:: Material supplied ::

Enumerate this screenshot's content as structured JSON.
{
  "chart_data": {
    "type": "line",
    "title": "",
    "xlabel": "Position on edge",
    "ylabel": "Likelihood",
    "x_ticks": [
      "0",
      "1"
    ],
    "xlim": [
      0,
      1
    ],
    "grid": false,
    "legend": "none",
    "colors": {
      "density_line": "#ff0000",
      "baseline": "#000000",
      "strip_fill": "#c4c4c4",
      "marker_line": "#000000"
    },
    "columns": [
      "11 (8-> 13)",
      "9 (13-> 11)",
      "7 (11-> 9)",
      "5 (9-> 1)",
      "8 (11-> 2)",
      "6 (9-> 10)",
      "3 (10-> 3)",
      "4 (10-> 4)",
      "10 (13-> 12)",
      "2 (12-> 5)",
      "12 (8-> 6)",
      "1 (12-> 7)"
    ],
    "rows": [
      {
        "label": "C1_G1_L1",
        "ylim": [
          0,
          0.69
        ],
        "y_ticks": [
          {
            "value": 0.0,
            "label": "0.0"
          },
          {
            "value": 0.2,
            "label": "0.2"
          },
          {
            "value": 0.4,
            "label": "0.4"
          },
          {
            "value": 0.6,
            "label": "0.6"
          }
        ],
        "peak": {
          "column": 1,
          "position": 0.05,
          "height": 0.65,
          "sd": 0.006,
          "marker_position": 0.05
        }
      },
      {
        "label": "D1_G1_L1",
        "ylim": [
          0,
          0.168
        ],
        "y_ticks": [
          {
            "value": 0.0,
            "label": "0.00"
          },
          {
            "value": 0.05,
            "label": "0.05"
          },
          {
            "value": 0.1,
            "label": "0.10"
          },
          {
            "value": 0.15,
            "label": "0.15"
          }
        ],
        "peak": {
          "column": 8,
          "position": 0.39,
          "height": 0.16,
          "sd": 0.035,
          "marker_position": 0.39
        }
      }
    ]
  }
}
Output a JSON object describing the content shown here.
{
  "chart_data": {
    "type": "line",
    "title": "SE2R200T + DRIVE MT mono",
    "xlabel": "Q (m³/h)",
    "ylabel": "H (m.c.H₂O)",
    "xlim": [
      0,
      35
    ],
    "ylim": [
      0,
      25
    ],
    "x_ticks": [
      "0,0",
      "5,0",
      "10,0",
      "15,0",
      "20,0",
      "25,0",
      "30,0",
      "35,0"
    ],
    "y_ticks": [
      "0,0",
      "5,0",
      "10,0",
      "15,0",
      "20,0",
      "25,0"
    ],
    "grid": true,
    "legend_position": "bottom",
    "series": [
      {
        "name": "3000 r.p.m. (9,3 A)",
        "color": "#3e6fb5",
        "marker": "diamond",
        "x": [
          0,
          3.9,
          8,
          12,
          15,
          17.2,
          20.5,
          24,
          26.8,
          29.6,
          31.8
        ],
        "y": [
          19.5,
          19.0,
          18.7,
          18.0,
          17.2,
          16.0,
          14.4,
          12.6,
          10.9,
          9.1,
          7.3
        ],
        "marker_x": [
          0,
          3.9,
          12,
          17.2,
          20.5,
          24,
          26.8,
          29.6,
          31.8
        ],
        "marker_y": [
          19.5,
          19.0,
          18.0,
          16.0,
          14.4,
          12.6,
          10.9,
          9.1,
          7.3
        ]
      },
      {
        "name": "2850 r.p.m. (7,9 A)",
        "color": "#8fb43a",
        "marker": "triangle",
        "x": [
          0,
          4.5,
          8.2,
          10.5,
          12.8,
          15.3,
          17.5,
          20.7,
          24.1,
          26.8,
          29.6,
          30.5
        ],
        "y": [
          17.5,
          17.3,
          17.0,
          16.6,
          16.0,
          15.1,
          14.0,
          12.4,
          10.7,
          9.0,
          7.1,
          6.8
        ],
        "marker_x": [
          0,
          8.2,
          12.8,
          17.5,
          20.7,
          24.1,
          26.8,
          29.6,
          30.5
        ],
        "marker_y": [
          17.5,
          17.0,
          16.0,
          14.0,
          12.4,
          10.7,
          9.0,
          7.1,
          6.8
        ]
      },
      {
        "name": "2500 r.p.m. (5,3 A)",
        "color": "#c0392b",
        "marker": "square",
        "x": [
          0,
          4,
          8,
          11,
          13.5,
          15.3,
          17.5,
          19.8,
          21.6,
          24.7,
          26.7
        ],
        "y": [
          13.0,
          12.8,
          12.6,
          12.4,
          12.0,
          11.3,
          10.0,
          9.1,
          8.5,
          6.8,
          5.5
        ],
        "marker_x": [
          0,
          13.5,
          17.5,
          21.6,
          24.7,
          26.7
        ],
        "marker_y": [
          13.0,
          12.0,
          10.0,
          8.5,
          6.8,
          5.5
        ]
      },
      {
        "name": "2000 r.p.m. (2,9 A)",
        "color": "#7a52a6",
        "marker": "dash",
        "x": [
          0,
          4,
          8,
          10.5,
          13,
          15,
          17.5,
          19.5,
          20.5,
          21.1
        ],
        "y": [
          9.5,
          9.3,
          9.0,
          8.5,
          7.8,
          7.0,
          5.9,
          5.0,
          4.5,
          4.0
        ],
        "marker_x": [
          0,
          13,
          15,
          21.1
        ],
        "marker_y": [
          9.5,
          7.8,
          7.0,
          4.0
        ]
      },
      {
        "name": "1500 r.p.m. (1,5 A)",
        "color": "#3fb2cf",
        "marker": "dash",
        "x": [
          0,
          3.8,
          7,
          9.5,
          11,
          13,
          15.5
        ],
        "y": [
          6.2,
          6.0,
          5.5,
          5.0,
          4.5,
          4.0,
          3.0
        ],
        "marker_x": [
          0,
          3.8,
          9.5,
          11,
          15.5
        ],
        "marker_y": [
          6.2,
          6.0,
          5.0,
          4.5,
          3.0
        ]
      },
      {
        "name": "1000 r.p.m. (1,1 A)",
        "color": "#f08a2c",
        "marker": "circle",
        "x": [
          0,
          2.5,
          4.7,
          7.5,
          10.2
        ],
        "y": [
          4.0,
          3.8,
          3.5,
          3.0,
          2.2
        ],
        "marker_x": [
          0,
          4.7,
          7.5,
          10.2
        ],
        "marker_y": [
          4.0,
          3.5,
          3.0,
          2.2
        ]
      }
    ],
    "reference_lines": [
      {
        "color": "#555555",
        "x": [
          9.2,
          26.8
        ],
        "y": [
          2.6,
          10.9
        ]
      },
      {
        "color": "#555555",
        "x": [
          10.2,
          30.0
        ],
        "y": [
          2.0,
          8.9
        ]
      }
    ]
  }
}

:::

**Brief**
Restate the data above word for word.

**Exercise result**
Enumerate this screenshot's content as structured JSON.
{
  "chart_data": {
    "type": "line",
    "title": "",
    "xlabel": "Position on edge",
    "ylabel": "Likelihood",
    "x_ticks": [
      "0",
      "1"
    ],
    "xlim": [
      0,
      1
    ],
    "grid": false,
    "legend": "none",
    "colors": {
      "density_line": "#ff0000",
      "baseline": "#000000",
      "strip_fill": "#c4c4c4",
      "marker_line": "#000000"
    },
    "columns": [
      "11 (8-> 13)",
      "9 (13-> 11)",
      "7 (11-> 9)",
      "5 (9-> 1)",
      "8 (11-> 2)",
      "6 (9-> 10)",
      "3 (10-> 3)",
      "4 (10-> 4)",
      "10 (13-> 12)",
      "2 (12-> 5)",
      "12 (8-> 6)",
      "1 (12-> 7)"
    ],
    "rows": [
      {
        "label": "C1_G1_L1",
        "ylim": [
          0,
          0.69
        ],
        "y_ticks": [
          {
            "value": 0.0,
            "label": "0.0"
          },
          {
            "value": 0.2,
            "label": "0.2"
          },
          {
            "value": 0.4,
            "label": "0.4"
          },
          {
            "value": 0.6,
            "label": "0.6"
          }
        ],
        "peak": {
          "column": 1,
          "position": 0.05,
          "height": 0.65,
          "sd": 0.006,
          "marker_position": 0.05
        }
      },
      {
        "label": "D1_G1_L1",
        "ylim": [
          0,
          0.168
        ],
        "y_ticks": [
          {
            "value": 0.0,
            "label": "0.00"
          },
          {
            "value": 0.05,
            "label": "0.05"
          },
          {
            "value": 0.1,
            "label": "0.10"
          },
          {
            "value": 0.15,
            "label": "0.15"
          }
        ],
        "peak": {
          "column": 8,
          "position": 0.39,
          "height": 0.16,
          "sd": 0.035,
          "marker_position": 0.39
        }
      }
    ]
  }
}
Output a JSON object describing the content shown here.
{
  "chart_data": {
    "type": "line",
    "title": "SE2R200T + DRIVE MT mono",
    "xlabel": "Q (m³/h)",
    "ylabel": "H (m.c.H₂O)",
    "xlim": [
      0,
      35
    ],
    "ylim": [
      0,
      25
    ],
    "x_ticks": [
      "0,0",
      "5,0",
      "10,0",
      "15,0",
      "20,0",
      "25,0",
      "30,0",
      "35,0"
    ],
    "y_ticks": [
      "0,0",
      "5,0",
      "10,0",
      "15,0",
      "20,0",
      "25,0"
    ],
    "grid": true,
    "legend_position": "bottom",
    "series": [
      {
        "name": "3000 r.p.m. (9,3 A)",
        "color": "#3e6fb5",
        "marker": "diamond",
        "x": [
          0,
          3.9,
          8,
          12,
          15,
          17.2,
          20.5,
          24,
          26.8,
          29.6,
          31.8
        ],
        "y": [
          19.5,
          19.0,
          18.7,
          18.0,
          17.2,
          16.0,
          14.4,
          12.6,
          10.9,
          9.1,
          7.3
        ],
        "marker_x": [
          0,
          3.9,
          12,
          17.2,
          20.5,
          24,
          26.8,
          29.6,
          31.8
        ],
        "marker_y": [
          19.5,
          19.0,
          18.0,
          16.0,
          14.4,
          12.6,
          10.9,
          9.1,
          7.3
        ]
      },
      {
        "name": "2850 r.p.m. (7,9 A)",
        "color": "#8fb43a",
        "marker": "triangle",
        "x": [
          0,
          4.5,
          8.2,
          10.5,
          12.8,
          15.3,
          17.5,
          20.7,
          24.1,
          26.8,
          29.6,
          30.5
        ],
        "y": [
          17.5,
          17.3,
          17.0,
          16.6,
          16.0,
          15.1,
          14.0,
          12.4,
          10.7,
          9.0,
          7.1,
          6.8
        ],
        "marker_x": [
          0,
          8.2,
          12.8,
          17.5,
          20.7,
          24.1,
          26.8,
          29.6,
          30.5
        ],
        "marker_y": [
          17.5,
          17.0,
          16.0,
          14.0,
          12.4,
          10.7,
          9.0,
          7.1,
          6.8
        ]
      },
      {
        "name": "2500 r.p.m. (5,3 A)",
        "color": "#c0392b",
        "marker": "square",
        "x": [
          0,
          4,
          8,
          11,
          13.5,
          15.3,
          17.5,
          19.8,
          21.6,
          24.7,
          26.7
        ],
        "y": [
          13.0,
          12.8,
          12.6,
          12.4,
          12.0,
          11.3,
          10.0,
          9.1,
          8.5,
          6.8,
          5.5
        ],
        "marker_x": [
          0,
          13.5,
          17.5,
          21.6,
          24.7,
          26.7
        ],
        "marker_y": [
          13.0,
          12.0,
          10.0,
          8.5,
          6.8,
          5.5
        ]
      },
      {
        "name": "2000 r.p.m. (2,9 A)",
        "color": "#7a52a6",
        "marker": "dash",
        "x": [
          0,
          4,
          8,
          10.5,
          13,
          15,
          17.5,
          19.5,
          20.5,
          21.1
        ],
        "y": [
          9.5,
          9.3,
          9.0,
          8.5,
          7.8,
          7.0,
          5.9,
          5.0,
          4.5,
          4.0
        ],
        "marker_x": [
          0,
          13,
          15,
          21.1
        ],
        "marker_y": [
          9.5,
          7.8,
          7.0,
          4.0
        ]
      },
      {
        "name": "1500 r.p.m. (1,5 A)",
        "color": "#3fb2cf",
        "marker": "dash",
        "x": [
          0,
          3.8,
          7,
          9.5,
          11,
          13,
          15.5
        ],
        "y": [
          6.2,
          6.0,
          5.5,
          5.0,
          4.5,
          4.0,
          3.0
        ],
        "marker_x": [
          0,
          3.8,
          9.5,
          11,
          15.5
        ],
        "marker_y": [
          6.2,
          6.0,
          5.0,
          4.5,
          3.0
        ]
      },
      {
        "name": "1000 r.p.m. (1,1 A)",
        "color": "#f08a2c",
        "marker": "circle",
        "x": [
          0,
          2.5,
          4.7,
          7.5,
          10.2
        ],
        "y": [
          4.0,
          3.8,
          3.5,
          3.0,
          2.2
        ],
        "marker_x": [
          0,
          4.7,
          7.5,
          10.2
        ],
        "marker_y": [
          4.0,
          3.5,
          3.0,
          2.2
        ]
      }
    ],
    "reference_lines": [
      {
        "color": "#555555",
        "x": [
          9.2,
          26.8
        ],
        "y": [
          2.6,
          10.9
        ]
      },
      {
        "color": "#555555",
        "x": [
          10.2,
          30.0
        ],
        "y": [
          2.0,
          8.9
        ]
      }
    ]
  }
}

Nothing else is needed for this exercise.